▼

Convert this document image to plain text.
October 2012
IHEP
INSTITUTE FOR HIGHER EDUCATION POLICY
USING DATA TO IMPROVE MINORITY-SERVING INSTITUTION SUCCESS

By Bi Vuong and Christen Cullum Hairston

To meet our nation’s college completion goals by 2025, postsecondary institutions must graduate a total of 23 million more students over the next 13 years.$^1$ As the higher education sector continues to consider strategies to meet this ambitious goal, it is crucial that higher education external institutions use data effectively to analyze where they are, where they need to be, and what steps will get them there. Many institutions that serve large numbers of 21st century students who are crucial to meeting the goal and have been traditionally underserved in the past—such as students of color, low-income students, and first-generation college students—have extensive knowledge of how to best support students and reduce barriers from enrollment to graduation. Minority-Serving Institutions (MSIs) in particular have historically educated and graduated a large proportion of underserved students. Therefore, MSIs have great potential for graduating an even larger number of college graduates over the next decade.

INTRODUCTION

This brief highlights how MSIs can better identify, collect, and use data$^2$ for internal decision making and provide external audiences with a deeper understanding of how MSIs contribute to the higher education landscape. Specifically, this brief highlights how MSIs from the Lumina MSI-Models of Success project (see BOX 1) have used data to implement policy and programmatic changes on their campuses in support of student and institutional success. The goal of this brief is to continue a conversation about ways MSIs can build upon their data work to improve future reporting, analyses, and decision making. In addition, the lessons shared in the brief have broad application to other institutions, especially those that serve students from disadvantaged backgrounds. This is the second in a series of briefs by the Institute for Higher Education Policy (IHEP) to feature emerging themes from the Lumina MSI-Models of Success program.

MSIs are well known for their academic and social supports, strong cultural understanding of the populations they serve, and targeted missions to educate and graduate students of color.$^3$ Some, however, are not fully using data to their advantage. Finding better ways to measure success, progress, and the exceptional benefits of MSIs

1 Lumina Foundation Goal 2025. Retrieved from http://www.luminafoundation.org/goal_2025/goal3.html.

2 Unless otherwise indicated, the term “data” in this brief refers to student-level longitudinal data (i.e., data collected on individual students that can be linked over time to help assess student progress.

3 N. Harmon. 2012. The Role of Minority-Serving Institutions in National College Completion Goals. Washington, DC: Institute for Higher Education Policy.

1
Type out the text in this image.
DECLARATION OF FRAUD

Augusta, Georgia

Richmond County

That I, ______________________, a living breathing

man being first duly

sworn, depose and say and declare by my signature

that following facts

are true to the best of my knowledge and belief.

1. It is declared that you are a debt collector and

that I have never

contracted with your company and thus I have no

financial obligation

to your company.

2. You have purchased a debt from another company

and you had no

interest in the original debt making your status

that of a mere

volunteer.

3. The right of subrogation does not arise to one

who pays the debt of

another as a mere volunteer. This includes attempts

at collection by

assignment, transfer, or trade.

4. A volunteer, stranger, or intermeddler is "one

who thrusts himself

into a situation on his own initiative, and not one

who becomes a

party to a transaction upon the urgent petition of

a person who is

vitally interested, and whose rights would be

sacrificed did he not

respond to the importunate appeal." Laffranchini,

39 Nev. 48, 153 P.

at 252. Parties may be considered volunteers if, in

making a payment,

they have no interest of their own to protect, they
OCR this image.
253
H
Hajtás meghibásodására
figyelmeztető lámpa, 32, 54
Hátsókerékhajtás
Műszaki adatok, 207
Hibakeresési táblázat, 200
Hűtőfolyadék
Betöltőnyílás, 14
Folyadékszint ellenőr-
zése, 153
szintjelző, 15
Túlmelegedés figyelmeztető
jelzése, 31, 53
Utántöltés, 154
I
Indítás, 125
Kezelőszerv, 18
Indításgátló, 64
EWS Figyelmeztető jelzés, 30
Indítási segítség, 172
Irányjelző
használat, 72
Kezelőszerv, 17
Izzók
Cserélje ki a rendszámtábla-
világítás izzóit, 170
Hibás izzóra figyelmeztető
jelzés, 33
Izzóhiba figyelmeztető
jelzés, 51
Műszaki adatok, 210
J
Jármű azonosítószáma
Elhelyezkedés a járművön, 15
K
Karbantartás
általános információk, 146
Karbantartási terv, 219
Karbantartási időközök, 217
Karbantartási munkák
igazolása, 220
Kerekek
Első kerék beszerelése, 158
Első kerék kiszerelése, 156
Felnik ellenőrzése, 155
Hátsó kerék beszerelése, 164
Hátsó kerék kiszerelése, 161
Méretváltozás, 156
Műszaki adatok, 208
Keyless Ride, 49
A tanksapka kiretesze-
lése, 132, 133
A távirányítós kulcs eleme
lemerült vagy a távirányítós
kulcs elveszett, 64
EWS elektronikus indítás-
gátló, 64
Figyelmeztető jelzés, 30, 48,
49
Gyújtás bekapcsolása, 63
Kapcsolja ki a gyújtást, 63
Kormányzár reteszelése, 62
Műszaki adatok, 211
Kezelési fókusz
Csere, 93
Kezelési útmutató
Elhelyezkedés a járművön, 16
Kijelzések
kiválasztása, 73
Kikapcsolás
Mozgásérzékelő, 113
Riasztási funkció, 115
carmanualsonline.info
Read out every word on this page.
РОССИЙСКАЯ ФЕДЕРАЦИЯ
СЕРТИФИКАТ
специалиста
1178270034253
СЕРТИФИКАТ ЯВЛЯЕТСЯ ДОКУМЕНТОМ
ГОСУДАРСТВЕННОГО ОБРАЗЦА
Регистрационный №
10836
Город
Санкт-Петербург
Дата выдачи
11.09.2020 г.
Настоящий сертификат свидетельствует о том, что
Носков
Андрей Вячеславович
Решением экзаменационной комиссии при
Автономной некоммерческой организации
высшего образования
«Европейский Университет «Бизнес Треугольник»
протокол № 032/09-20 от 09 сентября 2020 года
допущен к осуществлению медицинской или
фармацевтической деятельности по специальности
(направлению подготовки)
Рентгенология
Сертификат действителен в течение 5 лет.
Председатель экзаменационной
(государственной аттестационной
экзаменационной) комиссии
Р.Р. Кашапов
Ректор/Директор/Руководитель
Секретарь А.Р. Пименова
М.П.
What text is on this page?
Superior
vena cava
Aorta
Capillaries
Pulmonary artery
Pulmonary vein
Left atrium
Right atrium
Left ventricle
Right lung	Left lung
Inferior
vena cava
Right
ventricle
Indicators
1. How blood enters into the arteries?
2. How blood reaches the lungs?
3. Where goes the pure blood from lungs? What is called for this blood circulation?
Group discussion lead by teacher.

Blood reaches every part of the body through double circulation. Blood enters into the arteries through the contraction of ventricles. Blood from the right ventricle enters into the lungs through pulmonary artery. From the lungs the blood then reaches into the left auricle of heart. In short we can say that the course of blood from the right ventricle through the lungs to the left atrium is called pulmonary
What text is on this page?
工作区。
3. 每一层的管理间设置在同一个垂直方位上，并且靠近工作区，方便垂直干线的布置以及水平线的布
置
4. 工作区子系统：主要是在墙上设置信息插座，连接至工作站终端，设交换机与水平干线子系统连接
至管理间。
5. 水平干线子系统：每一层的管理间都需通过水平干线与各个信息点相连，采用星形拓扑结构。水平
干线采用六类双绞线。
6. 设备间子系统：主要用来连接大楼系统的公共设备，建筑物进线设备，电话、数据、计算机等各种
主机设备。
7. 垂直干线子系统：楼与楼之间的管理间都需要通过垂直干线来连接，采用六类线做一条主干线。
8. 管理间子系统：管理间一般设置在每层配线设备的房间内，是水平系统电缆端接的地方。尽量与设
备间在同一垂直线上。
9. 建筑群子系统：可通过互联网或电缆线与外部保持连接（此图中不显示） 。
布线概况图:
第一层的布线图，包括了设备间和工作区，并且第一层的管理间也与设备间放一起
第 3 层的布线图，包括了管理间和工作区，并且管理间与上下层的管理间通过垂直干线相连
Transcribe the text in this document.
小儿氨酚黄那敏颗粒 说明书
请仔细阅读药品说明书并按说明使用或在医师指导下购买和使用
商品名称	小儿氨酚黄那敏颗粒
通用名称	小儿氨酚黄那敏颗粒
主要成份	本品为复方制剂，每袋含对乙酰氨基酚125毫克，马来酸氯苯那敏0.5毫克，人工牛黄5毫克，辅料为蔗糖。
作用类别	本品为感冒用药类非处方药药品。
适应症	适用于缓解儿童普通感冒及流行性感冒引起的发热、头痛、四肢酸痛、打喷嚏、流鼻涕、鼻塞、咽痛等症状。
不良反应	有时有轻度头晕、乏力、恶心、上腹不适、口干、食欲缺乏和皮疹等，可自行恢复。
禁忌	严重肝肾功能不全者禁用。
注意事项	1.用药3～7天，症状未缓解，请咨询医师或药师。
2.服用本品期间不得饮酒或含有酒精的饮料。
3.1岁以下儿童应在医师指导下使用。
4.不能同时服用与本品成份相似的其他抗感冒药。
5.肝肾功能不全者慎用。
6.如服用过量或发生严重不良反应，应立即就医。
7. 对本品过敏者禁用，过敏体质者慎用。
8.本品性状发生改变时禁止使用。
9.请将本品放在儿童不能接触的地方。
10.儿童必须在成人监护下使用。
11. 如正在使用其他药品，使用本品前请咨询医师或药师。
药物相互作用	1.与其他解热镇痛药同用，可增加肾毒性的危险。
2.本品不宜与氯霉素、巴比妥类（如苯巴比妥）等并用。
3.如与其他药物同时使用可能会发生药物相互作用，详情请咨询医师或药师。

▲

• _Objective_: Copy each line of the records that contains the word "Kezelési".

• _Written response_:
Kezelési fókusz
Kezelési útmutató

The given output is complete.